# Goal of the exercise
From the entries below, work out the number of lines that hold the word "Commission", and give that number alone.

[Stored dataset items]

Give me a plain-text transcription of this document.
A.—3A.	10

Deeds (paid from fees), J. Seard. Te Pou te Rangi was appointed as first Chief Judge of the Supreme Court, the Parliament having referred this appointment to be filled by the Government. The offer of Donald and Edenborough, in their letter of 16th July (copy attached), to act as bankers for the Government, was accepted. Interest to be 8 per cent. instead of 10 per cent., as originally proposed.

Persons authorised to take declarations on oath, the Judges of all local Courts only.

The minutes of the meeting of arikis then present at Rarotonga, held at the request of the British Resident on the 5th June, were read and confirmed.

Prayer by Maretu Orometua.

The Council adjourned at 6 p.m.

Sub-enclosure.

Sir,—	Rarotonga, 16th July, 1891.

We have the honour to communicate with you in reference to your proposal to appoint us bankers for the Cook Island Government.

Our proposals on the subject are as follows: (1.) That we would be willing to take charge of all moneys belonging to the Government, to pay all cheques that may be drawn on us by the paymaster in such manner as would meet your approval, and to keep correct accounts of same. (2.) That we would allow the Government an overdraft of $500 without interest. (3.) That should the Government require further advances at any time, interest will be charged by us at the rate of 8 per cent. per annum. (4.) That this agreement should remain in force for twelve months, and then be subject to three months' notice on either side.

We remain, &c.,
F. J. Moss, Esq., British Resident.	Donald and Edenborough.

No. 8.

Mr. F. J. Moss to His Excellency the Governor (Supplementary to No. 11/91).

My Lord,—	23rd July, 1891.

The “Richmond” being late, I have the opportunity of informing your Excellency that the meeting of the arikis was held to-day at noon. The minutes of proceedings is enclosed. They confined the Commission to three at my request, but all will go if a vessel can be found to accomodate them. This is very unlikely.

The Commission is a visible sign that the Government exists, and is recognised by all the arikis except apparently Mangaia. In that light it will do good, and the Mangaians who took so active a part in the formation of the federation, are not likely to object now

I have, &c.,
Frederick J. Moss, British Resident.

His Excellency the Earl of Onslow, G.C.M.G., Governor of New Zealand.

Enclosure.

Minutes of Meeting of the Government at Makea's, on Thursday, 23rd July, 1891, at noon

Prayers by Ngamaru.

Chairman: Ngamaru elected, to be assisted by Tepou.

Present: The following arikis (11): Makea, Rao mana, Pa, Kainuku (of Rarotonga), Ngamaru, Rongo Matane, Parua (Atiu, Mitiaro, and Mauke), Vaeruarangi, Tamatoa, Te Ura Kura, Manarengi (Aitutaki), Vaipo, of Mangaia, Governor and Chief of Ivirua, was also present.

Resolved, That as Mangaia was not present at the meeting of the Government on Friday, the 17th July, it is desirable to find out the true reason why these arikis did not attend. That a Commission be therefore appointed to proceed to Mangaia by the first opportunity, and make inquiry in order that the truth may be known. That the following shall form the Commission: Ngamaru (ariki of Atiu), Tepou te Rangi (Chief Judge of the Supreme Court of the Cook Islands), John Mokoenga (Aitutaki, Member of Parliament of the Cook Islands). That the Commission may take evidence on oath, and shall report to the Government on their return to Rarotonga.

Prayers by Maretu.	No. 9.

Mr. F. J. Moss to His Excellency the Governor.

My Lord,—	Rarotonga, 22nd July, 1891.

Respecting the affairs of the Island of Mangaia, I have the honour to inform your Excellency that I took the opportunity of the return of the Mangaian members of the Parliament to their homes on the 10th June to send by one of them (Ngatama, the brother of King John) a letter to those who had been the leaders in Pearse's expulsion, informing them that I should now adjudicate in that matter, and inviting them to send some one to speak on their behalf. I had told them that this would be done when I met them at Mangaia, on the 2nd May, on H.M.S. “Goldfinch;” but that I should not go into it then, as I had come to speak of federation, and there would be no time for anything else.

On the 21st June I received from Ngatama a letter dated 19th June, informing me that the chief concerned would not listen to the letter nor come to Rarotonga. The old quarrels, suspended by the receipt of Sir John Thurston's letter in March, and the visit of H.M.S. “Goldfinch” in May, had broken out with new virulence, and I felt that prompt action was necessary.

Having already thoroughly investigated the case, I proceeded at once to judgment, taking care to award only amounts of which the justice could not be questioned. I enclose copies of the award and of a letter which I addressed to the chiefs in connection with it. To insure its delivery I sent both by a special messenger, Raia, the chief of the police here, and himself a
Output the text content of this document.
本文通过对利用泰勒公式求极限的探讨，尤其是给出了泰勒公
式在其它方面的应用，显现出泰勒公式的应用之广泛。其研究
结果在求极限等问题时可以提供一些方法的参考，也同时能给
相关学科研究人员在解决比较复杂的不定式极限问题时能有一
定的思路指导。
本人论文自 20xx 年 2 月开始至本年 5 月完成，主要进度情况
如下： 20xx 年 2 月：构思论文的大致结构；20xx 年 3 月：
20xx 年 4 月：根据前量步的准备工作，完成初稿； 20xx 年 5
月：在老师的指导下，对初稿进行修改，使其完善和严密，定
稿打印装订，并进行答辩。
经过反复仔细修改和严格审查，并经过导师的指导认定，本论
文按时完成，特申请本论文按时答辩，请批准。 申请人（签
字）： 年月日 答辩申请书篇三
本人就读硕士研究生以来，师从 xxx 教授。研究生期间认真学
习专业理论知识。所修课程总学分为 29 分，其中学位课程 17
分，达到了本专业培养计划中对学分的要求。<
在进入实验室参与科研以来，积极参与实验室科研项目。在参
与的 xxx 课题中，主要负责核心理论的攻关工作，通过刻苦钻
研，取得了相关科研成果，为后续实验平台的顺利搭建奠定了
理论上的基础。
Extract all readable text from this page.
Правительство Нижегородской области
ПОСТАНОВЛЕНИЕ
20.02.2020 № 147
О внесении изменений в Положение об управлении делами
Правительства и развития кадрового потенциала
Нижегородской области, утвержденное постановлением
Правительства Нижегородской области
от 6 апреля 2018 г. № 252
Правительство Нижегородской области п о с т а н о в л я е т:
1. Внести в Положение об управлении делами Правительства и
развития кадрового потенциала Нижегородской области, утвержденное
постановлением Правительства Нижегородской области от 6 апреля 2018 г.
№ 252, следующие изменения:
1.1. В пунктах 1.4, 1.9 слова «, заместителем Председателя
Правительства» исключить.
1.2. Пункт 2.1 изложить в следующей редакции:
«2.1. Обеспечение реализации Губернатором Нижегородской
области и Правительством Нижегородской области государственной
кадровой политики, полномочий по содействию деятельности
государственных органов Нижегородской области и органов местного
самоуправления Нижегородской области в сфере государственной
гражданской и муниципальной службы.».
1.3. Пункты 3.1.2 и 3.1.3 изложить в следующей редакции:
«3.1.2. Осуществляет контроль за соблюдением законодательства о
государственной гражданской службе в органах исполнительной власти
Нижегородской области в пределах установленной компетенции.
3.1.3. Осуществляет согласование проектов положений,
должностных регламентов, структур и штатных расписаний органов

# Result for this exercise
3